=== Exercise objective ===
All the records that follow need to be reproduced exactly. Omit the images.

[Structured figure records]
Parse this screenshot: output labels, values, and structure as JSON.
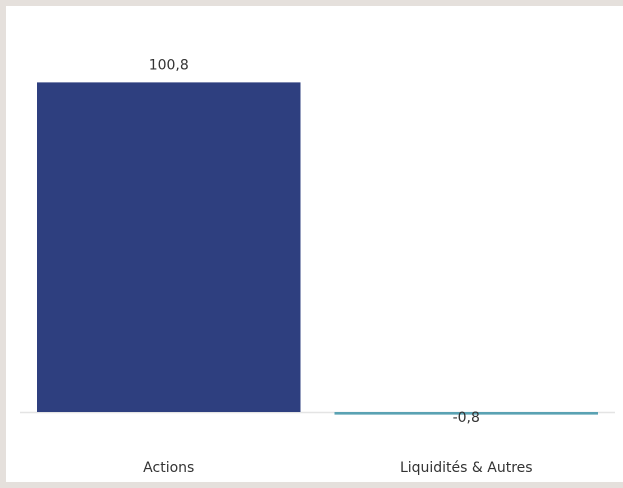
{
  "chart_data": {
    "type": "bar",
    "categories": [
      "Actions",
      "Liquidités & Autres"
    ],
    "values": [
      100.8,
      -0.8
    ],
    "value_labels": [
      "100,8",
      "-0,8"
    ],
    "colors": [
      "#2e3f7f",
      "#5aa2b3"
    ],
    "baseline_color": "#e4e4e4",
    "title": "",
    "xlabel": "",
    "ylabel": "",
    "ylim": [
      -0.8,
      100.8
    ],
    "grid": false,
    "legend": "none"
  }
}
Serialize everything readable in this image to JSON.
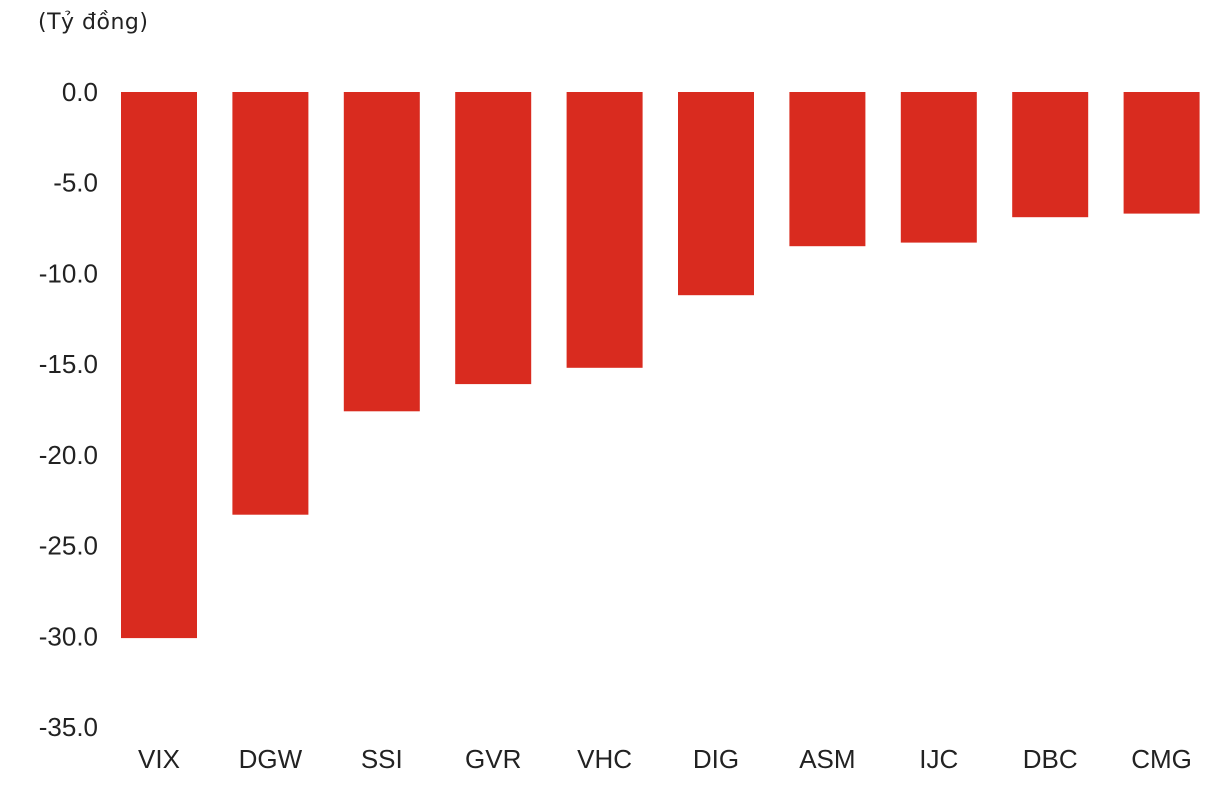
{
  "chart_data": {
    "type": "bar",
    "unit_label": "(Tỷ đồng)",
    "title": "",
    "xlabel": "",
    "ylabel": "",
    "categories": [
      "VIX",
      "DGW",
      "SSI",
      "GVR",
      "VHC",
      "DIG",
      "ASM",
      "IJC",
      "DBC",
      "CMG"
    ],
    "values": [
      -30.1,
      -23.3,
      -17.6,
      -16.1,
      -15.2,
      -11.2,
      -8.5,
      -8.3,
      -6.9,
      -6.7
    ],
    "ylim": [
      -35,
      0
    ],
    "yticks": [
      0,
      -5,
      -10,
      -15,
      -20,
      -25,
      -30,
      -35
    ],
    "ytick_labels": [
      "0.0",
      "-5.0",
      "-10.0",
      "-15.0",
      "-20.0",
      "-25.0",
      "-30.0",
      "-35.0"
    ],
    "grid": false,
    "legend": "none",
    "bar_color": "#D92B1F",
    "text_color": "#222222"
  }
}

=== Task result ===
Parse this screenshot: output labels, values, and structure as JSON.
{
  "chart_data": {
    "type": "bar",
    "categories": [
      "Actions",
      "Liquidités & Autres"
    ],
    "values": [
      100.8,
      -0.8
    ],
    "value_labels": [
      "100,8",
      "-0,8"
    ],
    "colors": [
      "#2e3f7f",
      "#5aa2b3"
    ],
    "baseline_color": "#e4e4e4",
    "title": "",
    "xlabel": "",
    "ylabel": "",
    "ylim": [
      -0.8,
      100.8
    ],
    "grid": false,
    "legend": "none"
  }
}
Serialize everything readable in this image to JSON.
{
  "chart_data": {
    "type": "bar",
    "unit_label": "(Tỷ đồng)",
    "title": "",
    "xlabel": "",
    "ylabel": "",
    "categories": [
      "VIX",
      "DGW",
      "SSI",
      "GVR",
      "VHC",
      "DIG",
      "ASM",
      "IJC",
      "DBC",
      "CMG"
    ],
    "values": [
      -30.1,
      -23.3,
      -17.6,
      -16.1,
      -15.2,
      -11.2,
      -8.5,
      -8.3,
      -6.9,
      -6.7
    ],
    "ylim": [
      -35,
      0
    ],
    "yticks": [
      0,
      -5,
      -10,
      -15,
      -20,
      -25,
      -30,
      -35
    ],
    "ytick_labels": [
      "0.0",
      "-5.0",
      "-10.0",
      "-15.0",
      "-20.0",
      "-25.0",
      "-30.0",
      "-35.0"
    ],
    "grid": false,
    "legend": "none",
    "bar_color": "#D92B1F",
    "text_color": "#222222"
  }
}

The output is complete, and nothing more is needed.